PAGE TEXT

═══

# Noisy drop ceiling



## BOTA:77 (Jun 9, 2007)

I recently purchased an older house (80+ years old) and the sellers had added drop ceilings to some of the rooms to "update" it.

I have noticed that my drop ceiling in my bedroom "creaks" (for lack of better terms) when there is any wind outside or if I push on the walls within the room. Im guessing that the framework is shifting and moving the tiles. This can make for a difficult night of "sleep" on days/nights with any wind.

I have taken a few of the tiles off and have not noticed any drafts coming in through the existing ceiling above the drop ceiling. This room also happens to be on a corner of the house if that is of any help.

As silly as it may sound I am to the point where I want to take some silicon caulk and go over all of the joints within the framework to try and "stiffen" them up.

Is there anything that can be done other then putting up new sheetrock? Or could this possibly be a structural issue within the house?

Any help would be greatly appreciated!

═══

EXTRACTED DATA
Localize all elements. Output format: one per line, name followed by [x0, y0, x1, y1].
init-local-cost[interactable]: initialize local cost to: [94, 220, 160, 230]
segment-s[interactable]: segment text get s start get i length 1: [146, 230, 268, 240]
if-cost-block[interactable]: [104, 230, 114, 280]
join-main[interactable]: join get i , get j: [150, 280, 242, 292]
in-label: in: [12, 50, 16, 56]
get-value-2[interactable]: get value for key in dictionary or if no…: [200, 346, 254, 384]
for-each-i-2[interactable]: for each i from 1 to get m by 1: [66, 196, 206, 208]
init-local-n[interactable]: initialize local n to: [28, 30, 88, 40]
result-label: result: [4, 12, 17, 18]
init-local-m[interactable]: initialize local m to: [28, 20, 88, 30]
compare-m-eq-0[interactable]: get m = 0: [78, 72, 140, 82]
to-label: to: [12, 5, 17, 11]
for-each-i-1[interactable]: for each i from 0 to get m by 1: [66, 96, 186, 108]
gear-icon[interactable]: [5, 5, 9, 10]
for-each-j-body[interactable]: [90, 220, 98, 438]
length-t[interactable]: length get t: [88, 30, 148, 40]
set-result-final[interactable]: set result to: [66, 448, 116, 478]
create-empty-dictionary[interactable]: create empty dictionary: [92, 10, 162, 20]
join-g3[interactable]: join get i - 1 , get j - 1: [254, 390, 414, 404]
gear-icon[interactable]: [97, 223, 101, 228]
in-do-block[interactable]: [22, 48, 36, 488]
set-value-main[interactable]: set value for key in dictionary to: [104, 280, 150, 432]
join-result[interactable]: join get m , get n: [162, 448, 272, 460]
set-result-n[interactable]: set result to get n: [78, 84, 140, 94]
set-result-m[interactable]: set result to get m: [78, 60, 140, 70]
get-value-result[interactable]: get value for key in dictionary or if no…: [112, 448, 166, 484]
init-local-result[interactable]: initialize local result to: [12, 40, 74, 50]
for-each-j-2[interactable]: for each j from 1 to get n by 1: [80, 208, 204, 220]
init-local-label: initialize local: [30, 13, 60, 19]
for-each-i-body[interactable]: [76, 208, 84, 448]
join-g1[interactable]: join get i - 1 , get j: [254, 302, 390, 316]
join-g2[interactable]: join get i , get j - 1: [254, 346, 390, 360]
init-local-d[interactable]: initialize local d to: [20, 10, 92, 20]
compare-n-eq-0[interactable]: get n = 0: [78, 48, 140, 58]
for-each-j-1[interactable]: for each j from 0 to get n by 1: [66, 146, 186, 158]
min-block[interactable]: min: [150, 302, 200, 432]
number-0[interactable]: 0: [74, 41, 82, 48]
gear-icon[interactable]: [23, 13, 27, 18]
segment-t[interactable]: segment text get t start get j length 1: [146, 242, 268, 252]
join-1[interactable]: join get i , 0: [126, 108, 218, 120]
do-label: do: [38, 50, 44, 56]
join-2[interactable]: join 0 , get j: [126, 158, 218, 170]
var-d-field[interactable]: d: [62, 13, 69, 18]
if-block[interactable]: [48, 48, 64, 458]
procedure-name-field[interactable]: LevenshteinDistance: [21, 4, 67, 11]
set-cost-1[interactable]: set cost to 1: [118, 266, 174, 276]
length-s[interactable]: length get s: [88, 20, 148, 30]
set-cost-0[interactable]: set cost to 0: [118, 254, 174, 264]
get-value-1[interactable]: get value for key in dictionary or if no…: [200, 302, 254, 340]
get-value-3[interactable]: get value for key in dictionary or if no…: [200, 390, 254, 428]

═══

SET TASK A
In the noisy drop ceiling post above, shorten the paragraph that begins "I have noticed that my drop ceiling" while keeping its main facts.
SET TASK B
Write what comes next in the noisy drop ceiling thread above, picking up after its final line.

WRITTEN ANSWER A
The bedroom drop ceiling creaks whenever there is wind outside or the room's walls are pushed. The poster guesses that the framework is shifting and moving the tiles, which makes sleep difficult on windy days and nights.

WRITTEN ANSWER B
-Mike


----------



## Square Eye (Jun 10, 2007)

Check the ends of the grid rails. If they are cut too short, the problem may be there. Try cutting small blocks to jam the ends to the walls.

Also, there are clips available to keep the tiles tight to the grid. Very often the tiles will float upward a bit when the doors are opened or the HVAC kicks on.


----------



## glennjanie (Jun 10, 2007)

Welcome BOTA:
Another thing that will help stabilize the tiles and save your heat and A/C at the same time is to use 2' X 4' bats of insulation on top of them, just lay one on each tile and put it back in place. The insulation can be 3" or 6" thick and either one will make a difference in your energy bill.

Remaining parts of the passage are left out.